Return all the data below as it stands, minus the pictures.

Figure record listings
-------
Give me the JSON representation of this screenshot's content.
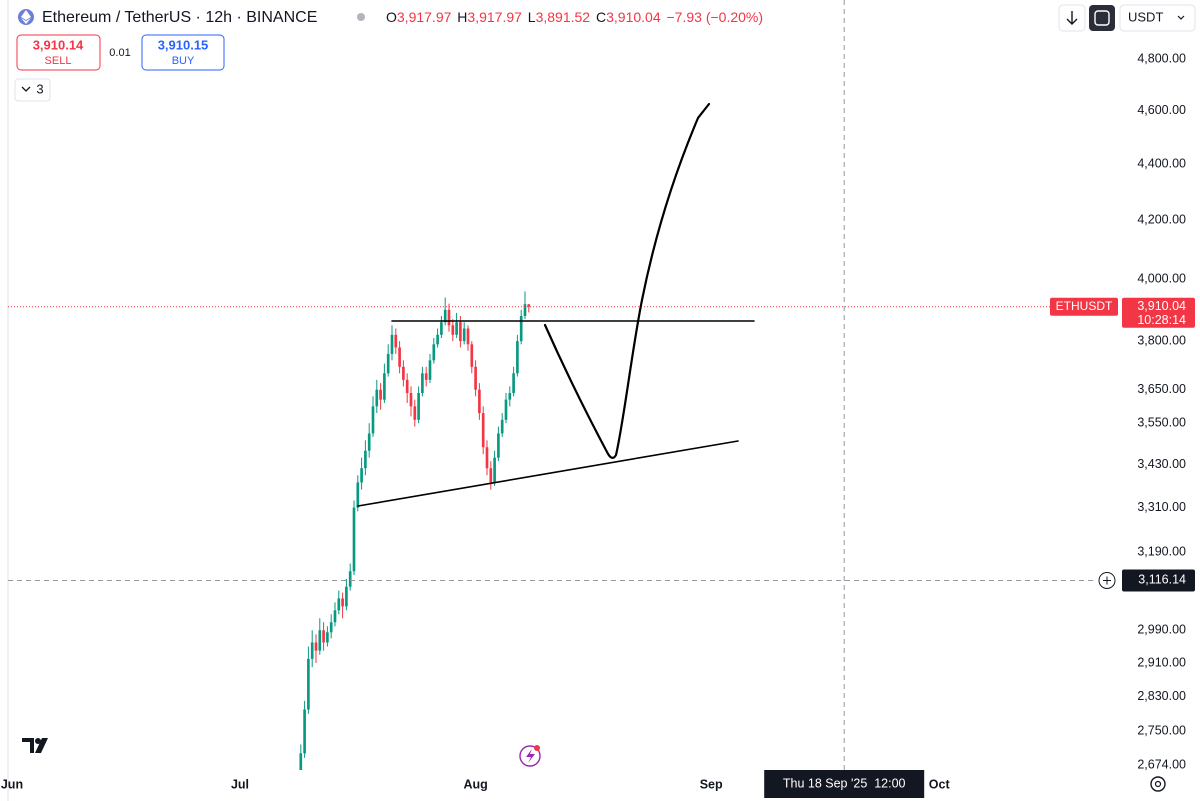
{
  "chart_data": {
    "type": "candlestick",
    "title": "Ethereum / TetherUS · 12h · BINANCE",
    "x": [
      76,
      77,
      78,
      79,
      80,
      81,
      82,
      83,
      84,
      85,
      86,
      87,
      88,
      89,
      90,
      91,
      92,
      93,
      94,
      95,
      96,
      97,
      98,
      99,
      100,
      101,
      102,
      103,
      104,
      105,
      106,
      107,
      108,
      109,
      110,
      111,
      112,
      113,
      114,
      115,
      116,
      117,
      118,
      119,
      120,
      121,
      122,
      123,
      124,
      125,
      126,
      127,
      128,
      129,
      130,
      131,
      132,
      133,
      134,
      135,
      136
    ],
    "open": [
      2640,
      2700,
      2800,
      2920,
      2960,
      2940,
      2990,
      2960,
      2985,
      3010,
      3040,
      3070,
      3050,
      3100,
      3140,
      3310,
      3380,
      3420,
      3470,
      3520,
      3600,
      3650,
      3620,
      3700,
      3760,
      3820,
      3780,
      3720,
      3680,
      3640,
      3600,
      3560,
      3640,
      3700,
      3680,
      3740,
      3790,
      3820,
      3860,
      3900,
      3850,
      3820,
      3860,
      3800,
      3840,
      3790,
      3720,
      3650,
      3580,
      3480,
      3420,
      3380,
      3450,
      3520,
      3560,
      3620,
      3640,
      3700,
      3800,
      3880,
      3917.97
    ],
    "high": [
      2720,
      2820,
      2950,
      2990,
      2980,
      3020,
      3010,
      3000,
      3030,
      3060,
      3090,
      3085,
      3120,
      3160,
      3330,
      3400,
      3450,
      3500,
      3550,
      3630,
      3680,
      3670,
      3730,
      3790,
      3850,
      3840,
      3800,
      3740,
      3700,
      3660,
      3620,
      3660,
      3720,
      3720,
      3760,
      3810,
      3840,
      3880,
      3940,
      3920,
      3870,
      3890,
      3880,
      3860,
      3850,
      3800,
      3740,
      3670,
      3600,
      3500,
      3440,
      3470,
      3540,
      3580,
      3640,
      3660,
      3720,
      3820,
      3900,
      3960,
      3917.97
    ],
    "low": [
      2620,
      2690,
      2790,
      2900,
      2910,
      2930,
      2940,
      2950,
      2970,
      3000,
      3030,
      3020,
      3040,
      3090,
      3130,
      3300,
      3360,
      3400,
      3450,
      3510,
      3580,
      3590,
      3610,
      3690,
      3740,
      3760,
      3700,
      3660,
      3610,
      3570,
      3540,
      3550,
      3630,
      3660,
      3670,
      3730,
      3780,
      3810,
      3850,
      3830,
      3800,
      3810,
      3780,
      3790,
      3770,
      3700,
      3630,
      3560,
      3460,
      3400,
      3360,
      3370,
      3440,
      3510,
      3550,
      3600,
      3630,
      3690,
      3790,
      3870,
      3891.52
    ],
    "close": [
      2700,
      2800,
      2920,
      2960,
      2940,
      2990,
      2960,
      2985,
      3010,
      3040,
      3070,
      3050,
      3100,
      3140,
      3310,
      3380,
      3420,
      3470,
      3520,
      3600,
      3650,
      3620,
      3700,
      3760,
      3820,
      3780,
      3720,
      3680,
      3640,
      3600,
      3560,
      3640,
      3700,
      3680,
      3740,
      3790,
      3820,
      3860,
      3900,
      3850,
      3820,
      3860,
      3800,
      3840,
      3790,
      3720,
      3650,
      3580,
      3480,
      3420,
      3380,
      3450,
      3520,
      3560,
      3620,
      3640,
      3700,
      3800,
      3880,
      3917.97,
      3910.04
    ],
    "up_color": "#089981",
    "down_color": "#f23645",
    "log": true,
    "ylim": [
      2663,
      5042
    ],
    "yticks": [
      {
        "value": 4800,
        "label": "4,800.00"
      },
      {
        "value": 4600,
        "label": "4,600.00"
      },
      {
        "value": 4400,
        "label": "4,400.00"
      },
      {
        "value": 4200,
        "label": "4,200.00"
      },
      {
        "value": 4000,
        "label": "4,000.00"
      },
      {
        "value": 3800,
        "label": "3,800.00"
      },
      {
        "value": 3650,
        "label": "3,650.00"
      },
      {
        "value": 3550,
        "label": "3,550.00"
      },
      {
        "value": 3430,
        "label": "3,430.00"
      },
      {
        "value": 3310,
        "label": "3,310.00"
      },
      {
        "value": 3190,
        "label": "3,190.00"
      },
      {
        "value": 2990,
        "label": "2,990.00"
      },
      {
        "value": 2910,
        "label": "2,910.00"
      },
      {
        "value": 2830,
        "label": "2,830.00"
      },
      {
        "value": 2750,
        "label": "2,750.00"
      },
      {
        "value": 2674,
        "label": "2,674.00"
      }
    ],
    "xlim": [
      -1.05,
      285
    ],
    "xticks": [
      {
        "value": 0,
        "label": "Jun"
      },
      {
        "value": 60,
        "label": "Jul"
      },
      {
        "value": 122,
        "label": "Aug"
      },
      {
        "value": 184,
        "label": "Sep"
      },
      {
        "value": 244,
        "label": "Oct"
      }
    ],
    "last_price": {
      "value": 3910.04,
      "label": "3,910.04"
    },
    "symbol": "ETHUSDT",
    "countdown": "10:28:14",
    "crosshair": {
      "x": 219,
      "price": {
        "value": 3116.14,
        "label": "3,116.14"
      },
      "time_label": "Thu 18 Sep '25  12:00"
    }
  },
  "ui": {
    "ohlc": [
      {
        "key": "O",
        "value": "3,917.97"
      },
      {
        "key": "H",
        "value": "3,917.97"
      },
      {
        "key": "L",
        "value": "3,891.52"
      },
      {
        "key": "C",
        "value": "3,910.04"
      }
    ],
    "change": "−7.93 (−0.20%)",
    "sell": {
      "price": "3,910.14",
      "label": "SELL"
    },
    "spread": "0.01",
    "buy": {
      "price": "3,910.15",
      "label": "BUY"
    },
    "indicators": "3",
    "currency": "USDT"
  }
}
-------
- Correct result -
Give me the JSON representation of this screenshot's content.
{
  "chart_data": {
    "type": "candlestick",
    "title": "Ethereum / TetherUS · 12h · BINANCE",
    "x": [
      76,
      77,
      78,
      79,
      80,
      81,
      82,
      83,
      84,
      85,
      86,
      87,
      88,
      89,
      90,
      91,
      92,
      93,
      94,
      95,
      96,
      97,
      98,
      99,
      100,
      101,
      102,
      103,
      104,
      105,
      106,
      107,
      108,
      109,
      110,
      111,
      112,
      113,
      114,
      115,
      116,
      117,
      118,
      119,
      120,
      121,
      122,
      123,
      124,
      125,
      126,
      127,
      128,
      129,
      130,
      131,
      132,
      133,
      134,
      135,
      136
    ],
    "open": [
      2640,
      2700,
      2800,
      2920,
      2960,
      2940,
      2990,
      2960,
      2985,
      3010,
      3040,
      3070,
      3050,
      3100,
      3140,
      3310,
      3380,
      3420,
      3470,
      3520,
      3600,
      3650,
      3620,
      3700,
      3760,
      3820,
      3780,
      3720,
      3680,
      3640,
      3600,
      3560,
      3640,
      3700,
      3680,
      3740,
      3790,
      3820,
      3860,
      3900,
      3850,
      3820,
      3860,
      3800,
      3840,
      3790,
      3720,
      3650,
      3580,
      3480,
      3420,
      3380,
      3450,
      3520,
      3560,
      3620,
      3640,
      3700,
      3800,
      3880,
      3917.97
    ],
    "high": [
      2720,
      2820,
      2950,
      2990,
      2980,
      3020,
      3010,
      3000,
      3030,
      3060,
      3090,
      3085,
      3120,
      3160,
      3330,
      3400,
      3450,
      3500,
      3550,
      3630,
      3680,
      3670,
      3730,
      3790,
      3850,
      3840,
      3800,
      3740,
      3700,
      3660,
      3620,
      3660,
      3720,
      3720,
      3760,
      3810,
      3840,
      3880,
      3940,
      3920,
      3870,
      3890,
      3880,
      3860,
      3850,
      3800,
      3740,
      3670,
      3600,
      3500,
      3440,
      3470,
      3540,
      3580,
      3640,
      3660,
      3720,
      3820,
      3900,
      3960,
      3917.97
    ],
    "low": [
      2620,
      2690,
      2790,
      2900,
      2910,
      2930,
      2940,
      2950,
      2970,
      3000,
      3030,
      3020,
      3040,
      3090,
      3130,
      3300,
      3360,
      3400,
      3450,
      3510,
      3580,
      3590,
      3610,
      3690,
      3740,
      3760,
      3700,
      3660,
      3610,
      3570,
      3540,
      3550,
      3630,
      3660,
      3670,
      3730,
      3780,
      3810,
      3850,
      3830,
      3800,
      3810,
      3780,
      3790,
      3770,
      3700,
      3630,
      3560,
      3460,
      3400,
      3360,
      3370,
      3440,
      3510,
      3550,
      3600,
      3630,
      3690,
      3790,
      3870,
      3891.52
    ],
    "close": [
      2700,
      2800,
      2920,
      2960,
      2940,
      2990,
      2960,
      2985,
      3010,
      3040,
      3070,
      3050,
      3100,
      3140,
      3310,
      3380,
      3420,
      3470,
      3520,
      3600,
      3650,
      3620,
      3700,
      3760,
      3820,
      3780,
      3720,
      3680,
      3640,
      3600,
      3560,
      3640,
      3700,
      3680,
      3740,
      3790,
      3820,
      3860,
      3900,
      3850,
      3820,
      3860,
      3800,
      3840,
      3790,
      3720,
      3650,
      3580,
      3480,
      3420,
      3380,
      3450,
      3520,
      3560,
      3620,
      3640,
      3700,
      3800,
      3880,
      3917.97,
      3910.04
    ],
    "up_color": "#089981",
    "down_color": "#f23645",
    "log": true,
    "ylim": [
      2663,
      5042
    ],
    "yticks": [
      {
        "value": 4800,
        "label": "4,800.00"
      },
      {
        "value": 4600,
        "label": "4,600.00"
      },
      {
        "value": 4400,
        "label": "4,400.00"
      },
      {
        "value": 4200,
        "label": "4,200.00"
      },
      {
        "value": 4000,
        "label": "4,000.00"
      },
      {
        "value": 3800,
        "label": "3,800.00"
      },
      {
        "value": 3650,
        "label": "3,650.00"
      },
      {
        "value": 3550,
        "label": "3,550.00"
      },
      {
        "value": 3430,
        "label": "3,430.00"
      },
      {
        "value": 3310,
        "label": "3,310.00"
      },
      {
        "value": 3190,
        "label": "3,190.00"
      },
      {
        "value": 2990,
        "label": "2,990.00"
      },
      {
        "value": 2910,
        "label": "2,910.00"
      },
      {
        "value": 2830,
        "label": "2,830.00"
      },
      {
        "value": 2750,
        "label": "2,750.00"
      },
      {
        "value": 2674,
        "label": "2,674.00"
      }
    ],
    "xlim": [
      -1.05,
      285
    ],
    "xticks": [
      {
        "value": 0,
        "label": "Jun"
      },
      {
        "value": 60,
        "label": "Jul"
      },
      {
        "value": 122,
        "label": "Aug"
      },
      {
        "value": 184,
        "label": "Sep"
      },
      {
        "value": 244,
        "label": "Oct"
      }
    ],
    "last_price": {
      "value": 3910.04,
      "label": "3,910.04"
    },
    "symbol": "ETHUSDT",
    "countdown": "10:28:14",
    "crosshair": {
      "x": 219,
      "price": {
        "value": 3116.14,
        "label": "3,116.14"
      },
      "time_label": "Thu 18 Sep '25  12:00"
    }
  },
  "ui": {
    "ohlc": [
      {
        "key": "O",
        "value": "3,917.97"
      },
      {
        "key": "H",
        "value": "3,917.97"
      },
      {
        "key": "L",
        "value": "3,891.52"
      },
      {
        "key": "C",
        "value": "3,910.04"
      }
    ],
    "change": "−7.93 (−0.20%)",
    "sell": {
      "price": "3,910.14",
      "label": "SELL"
    },
    "spread": "0.01",
    "buy": {
      "price": "3,910.15",
      "label": "BUY"
    },
    "indicators": "3",
    "currency": "USDT"
  }
}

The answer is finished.